### Selected passage
American baseball executive

Horace Solomon Fogel (March 2, 1861 - November 15, 1928) was an American Major League Baseball manager and executive who served as manager of the Indianapolis Hoosiers and New York Giants and as president of the Philadelphia Phillies.

==Early life==
Fogel was born on March 2, 1861, in Macungie, Pennsylvania. He spent his youth working in the local iron ore mines and after a stint as a telegraph operator he entered the sports world as a sports writer for The Philadelphia Press and later the Philadelphia Evening Telegraph.

==Indianapolis Hoosiers==
In 1887, at the recommendation of Francis Richter, Fogel was hired to manage the Indianapolis Hoosiers of the National League. During his tenure as manager, Fogel stripped Jack Glasscock of his captaincy, suspended and fined a number of other players, and accused umpires of robbing his team. In a letter published in the Indianapolis News, one of his players, Otto Schomberg, accused Fogel of drinking. He resigned after the season.
######
Work instruction A - How would you render this sentence from the Horace Fogel biography in Spanish: "Fogel was born on March 2, 1861, in Macungie, Pennsylvania."
Work instruction B - Could you pick up the Horace Fogel biography after its final sentence and carry it on?
Nothing in the listing is needed here.
### Extracted records
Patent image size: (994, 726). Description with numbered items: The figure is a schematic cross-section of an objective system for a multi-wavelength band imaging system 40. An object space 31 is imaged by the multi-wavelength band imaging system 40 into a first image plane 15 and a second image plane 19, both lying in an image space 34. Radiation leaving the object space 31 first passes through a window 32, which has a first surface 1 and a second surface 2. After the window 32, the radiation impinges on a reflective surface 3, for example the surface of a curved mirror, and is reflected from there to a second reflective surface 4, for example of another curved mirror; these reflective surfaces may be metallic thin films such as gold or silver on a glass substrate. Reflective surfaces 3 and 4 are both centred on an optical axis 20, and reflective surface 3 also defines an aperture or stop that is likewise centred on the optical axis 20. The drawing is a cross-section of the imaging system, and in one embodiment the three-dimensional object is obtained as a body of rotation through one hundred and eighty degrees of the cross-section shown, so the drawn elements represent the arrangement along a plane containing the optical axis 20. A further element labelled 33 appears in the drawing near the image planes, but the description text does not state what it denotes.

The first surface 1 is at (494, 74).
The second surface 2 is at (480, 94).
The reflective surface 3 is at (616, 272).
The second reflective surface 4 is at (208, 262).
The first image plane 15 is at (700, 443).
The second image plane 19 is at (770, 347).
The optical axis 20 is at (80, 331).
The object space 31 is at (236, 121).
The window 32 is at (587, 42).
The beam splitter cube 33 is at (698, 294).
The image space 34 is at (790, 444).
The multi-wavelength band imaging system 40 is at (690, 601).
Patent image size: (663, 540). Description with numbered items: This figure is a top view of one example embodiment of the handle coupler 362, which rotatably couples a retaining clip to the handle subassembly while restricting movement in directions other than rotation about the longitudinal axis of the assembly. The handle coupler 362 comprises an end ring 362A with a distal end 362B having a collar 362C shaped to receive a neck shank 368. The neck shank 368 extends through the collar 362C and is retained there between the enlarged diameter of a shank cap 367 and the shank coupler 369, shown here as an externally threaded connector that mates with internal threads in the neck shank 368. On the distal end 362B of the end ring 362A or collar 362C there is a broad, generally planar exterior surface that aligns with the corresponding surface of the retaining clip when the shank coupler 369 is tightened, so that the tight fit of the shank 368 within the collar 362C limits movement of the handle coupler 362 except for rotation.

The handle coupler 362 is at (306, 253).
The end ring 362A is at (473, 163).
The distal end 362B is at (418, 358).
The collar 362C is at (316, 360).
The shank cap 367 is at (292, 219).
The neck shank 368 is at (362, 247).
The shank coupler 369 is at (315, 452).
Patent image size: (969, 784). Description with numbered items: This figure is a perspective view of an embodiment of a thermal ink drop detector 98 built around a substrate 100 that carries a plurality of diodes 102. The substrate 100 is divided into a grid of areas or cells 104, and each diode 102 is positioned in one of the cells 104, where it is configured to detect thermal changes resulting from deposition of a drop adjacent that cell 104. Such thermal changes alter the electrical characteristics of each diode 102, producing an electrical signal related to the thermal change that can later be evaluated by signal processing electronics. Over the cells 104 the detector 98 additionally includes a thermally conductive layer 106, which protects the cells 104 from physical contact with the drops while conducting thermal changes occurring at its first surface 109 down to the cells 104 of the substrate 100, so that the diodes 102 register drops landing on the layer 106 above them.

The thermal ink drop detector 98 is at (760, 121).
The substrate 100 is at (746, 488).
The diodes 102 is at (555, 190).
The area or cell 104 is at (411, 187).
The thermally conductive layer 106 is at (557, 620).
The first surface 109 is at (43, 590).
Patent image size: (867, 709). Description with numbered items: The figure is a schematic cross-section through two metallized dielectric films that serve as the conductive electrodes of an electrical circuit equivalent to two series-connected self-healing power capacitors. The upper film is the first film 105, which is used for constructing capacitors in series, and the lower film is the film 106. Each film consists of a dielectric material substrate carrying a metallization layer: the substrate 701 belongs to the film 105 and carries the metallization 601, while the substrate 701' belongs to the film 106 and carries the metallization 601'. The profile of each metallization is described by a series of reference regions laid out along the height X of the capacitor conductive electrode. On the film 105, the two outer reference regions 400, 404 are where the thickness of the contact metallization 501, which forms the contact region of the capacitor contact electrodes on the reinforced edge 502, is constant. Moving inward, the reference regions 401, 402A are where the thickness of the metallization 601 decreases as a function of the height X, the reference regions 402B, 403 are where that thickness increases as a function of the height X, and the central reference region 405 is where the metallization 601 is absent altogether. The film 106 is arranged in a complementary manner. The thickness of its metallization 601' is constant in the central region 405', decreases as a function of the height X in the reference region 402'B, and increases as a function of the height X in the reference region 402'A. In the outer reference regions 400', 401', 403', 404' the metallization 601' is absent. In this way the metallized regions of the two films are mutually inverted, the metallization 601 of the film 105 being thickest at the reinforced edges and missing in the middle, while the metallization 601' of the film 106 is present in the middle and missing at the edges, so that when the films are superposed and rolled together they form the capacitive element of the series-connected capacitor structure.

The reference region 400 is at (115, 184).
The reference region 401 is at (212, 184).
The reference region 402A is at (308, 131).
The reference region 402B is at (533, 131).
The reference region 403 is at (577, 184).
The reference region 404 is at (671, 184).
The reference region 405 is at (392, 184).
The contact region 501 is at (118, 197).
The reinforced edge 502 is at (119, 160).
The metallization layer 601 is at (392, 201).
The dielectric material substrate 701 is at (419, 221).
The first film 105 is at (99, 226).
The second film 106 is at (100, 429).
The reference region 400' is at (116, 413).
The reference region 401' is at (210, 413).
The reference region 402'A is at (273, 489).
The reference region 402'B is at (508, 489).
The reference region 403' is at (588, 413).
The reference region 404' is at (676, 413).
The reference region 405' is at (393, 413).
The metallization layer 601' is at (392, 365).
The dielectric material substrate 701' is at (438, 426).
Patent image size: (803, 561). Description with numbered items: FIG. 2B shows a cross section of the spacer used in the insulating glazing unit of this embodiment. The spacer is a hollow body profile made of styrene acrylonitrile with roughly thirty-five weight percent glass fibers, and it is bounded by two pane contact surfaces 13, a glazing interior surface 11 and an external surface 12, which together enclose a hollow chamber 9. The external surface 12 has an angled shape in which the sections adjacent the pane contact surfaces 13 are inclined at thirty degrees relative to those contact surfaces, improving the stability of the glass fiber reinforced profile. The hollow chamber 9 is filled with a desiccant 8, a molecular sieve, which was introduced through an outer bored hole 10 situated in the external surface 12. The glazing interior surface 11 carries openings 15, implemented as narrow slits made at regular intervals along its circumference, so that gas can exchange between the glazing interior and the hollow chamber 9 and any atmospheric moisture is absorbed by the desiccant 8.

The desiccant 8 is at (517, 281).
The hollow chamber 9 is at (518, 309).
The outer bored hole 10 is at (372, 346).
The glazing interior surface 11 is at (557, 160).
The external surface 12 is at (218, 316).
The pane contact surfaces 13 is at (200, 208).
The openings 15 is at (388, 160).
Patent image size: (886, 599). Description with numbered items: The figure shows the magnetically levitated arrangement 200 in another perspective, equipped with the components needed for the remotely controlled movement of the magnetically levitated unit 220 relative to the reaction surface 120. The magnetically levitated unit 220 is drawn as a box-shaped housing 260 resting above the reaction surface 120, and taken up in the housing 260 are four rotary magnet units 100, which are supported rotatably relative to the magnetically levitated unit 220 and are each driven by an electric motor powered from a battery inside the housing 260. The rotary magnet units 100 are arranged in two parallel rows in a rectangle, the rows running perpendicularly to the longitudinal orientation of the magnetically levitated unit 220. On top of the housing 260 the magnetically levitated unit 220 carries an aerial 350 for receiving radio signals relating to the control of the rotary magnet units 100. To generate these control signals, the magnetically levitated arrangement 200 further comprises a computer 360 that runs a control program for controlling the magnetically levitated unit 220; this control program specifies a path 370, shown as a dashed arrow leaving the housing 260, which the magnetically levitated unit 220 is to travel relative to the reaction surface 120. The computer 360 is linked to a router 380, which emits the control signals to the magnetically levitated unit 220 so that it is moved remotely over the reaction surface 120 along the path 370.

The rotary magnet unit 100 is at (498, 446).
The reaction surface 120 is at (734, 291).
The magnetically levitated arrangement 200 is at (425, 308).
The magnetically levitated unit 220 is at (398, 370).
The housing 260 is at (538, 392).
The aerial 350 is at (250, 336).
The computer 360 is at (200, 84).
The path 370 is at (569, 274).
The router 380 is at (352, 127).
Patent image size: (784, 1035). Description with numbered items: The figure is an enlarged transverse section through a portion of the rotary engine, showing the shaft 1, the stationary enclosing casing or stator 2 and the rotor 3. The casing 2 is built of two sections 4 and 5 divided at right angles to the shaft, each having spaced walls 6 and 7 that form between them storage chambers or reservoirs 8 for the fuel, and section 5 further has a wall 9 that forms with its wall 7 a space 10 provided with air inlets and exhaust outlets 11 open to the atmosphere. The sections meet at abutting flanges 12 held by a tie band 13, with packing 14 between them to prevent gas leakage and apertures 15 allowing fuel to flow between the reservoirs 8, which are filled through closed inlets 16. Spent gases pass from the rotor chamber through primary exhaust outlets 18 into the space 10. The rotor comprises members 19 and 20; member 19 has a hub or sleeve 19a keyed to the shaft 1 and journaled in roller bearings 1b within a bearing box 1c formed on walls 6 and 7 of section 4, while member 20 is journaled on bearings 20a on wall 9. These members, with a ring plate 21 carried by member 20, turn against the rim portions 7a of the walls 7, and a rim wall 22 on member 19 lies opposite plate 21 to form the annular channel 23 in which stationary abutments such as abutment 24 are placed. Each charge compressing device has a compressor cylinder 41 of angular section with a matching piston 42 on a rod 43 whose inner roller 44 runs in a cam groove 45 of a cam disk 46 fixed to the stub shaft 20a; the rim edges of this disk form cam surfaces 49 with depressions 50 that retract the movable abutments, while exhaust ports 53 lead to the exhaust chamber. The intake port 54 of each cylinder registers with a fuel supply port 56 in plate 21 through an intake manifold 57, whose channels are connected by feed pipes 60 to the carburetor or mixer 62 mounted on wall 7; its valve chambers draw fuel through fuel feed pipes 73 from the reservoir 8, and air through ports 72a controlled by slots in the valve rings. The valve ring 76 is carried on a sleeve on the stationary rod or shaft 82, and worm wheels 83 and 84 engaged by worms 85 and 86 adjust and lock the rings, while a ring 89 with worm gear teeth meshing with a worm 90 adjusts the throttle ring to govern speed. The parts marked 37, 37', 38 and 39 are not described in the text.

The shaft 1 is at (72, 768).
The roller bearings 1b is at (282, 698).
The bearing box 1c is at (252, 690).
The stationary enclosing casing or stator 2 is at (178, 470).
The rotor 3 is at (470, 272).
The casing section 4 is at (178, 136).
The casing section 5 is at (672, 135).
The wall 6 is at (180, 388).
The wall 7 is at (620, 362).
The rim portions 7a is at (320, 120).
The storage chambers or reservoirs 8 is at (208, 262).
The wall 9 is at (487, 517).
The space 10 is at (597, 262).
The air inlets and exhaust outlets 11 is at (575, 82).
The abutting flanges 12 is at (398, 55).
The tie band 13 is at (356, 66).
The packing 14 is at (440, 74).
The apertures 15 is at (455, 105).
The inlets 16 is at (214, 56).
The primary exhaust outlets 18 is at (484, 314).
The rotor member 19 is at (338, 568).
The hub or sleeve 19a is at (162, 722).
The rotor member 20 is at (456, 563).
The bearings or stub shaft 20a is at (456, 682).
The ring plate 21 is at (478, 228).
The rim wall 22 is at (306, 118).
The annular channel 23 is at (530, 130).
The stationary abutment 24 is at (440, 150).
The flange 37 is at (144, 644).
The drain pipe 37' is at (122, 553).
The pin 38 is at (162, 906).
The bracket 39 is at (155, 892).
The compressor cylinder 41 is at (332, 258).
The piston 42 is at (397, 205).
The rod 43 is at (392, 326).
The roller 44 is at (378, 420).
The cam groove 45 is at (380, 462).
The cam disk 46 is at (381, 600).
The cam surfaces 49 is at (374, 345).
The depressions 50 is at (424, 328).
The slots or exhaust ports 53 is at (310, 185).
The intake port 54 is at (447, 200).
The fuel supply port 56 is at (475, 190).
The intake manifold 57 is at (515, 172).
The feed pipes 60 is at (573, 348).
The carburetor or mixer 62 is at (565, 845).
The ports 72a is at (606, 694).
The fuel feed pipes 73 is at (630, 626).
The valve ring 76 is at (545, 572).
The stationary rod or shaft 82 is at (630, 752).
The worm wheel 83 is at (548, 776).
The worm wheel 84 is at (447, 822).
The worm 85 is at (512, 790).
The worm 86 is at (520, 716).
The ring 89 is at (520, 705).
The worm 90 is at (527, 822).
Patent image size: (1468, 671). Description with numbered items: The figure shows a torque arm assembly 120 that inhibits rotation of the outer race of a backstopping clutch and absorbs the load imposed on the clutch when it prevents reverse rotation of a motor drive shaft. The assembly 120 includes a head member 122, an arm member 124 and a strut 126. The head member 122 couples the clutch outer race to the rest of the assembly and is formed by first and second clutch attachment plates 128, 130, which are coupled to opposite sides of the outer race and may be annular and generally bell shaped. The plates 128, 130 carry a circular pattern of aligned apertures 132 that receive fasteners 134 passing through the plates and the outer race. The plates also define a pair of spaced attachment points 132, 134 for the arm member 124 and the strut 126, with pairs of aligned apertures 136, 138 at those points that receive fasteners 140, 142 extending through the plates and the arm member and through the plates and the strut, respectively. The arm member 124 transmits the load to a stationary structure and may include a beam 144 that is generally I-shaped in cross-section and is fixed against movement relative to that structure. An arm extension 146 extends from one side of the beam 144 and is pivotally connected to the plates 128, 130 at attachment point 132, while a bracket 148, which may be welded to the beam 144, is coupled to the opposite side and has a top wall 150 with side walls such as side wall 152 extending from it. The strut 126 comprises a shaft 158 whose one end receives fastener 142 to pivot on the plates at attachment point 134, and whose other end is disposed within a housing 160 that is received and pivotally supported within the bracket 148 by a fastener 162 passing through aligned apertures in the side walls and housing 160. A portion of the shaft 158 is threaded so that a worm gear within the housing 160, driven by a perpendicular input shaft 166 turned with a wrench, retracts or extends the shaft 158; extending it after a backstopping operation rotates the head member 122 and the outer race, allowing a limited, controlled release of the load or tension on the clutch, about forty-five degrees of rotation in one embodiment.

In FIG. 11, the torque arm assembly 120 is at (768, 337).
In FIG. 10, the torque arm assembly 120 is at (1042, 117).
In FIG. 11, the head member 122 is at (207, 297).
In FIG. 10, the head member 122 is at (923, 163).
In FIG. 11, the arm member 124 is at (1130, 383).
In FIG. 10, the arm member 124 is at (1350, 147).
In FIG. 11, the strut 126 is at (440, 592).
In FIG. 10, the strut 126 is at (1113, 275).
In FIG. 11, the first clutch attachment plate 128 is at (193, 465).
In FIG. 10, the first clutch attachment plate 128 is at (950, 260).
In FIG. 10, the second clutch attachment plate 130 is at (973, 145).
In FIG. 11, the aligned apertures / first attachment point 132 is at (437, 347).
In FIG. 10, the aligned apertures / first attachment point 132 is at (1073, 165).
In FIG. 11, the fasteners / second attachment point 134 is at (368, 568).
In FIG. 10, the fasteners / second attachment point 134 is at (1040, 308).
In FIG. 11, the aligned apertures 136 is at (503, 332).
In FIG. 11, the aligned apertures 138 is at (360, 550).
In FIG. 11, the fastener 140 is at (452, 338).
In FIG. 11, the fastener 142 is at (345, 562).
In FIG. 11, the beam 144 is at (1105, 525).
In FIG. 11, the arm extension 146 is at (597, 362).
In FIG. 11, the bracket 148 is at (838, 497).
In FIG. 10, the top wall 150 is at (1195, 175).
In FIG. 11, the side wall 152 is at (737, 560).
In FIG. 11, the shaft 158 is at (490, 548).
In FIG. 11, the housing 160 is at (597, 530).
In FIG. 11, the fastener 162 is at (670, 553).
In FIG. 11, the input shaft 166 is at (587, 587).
######
Response A - Fogel nació el 2 de marzo de 1861 en Macungie, Pensilvania.

Response B -
==Politics and return to writing==
After leaving Indianapolis, Fogel returned to Philadelphia, where he wrote for the Sporting Life and served as sports editor of the Public Ledger. In 1892, he entered politics as a Democrat. He was an unsuccessful candidate for the Philadelphia City Council in 1892 and the Pennsylvania General Assembly in 1894. In 1893 he unsuccessfully lobbied for the position of Naval Officer of the Port of Philadelphia. In the sporting world, Fogel unsuccessfully campaigned for the positions of secretary of the Pennsylvania State League in 1894 and president of the Atlantic League in 1896.

From 1898 to 1900, Fogel was president of the National Basketball League. From 1899 to 1902 he was president of the Atlantic League.

==New York Giants==
In 1902, Fogel was named manager of the New York Giants. He was the twelfth of thirteen managers employed by Andrew Freedman in his eight seasons as owner. After the Giants started out with a 18–23 record, Fogel was replaced as manager by captain Heinie Smith, but remained with the team as scout and press agent. In June 1902, Fogel, representing himself as an agent of the National League, attempted to lure players away from the American League.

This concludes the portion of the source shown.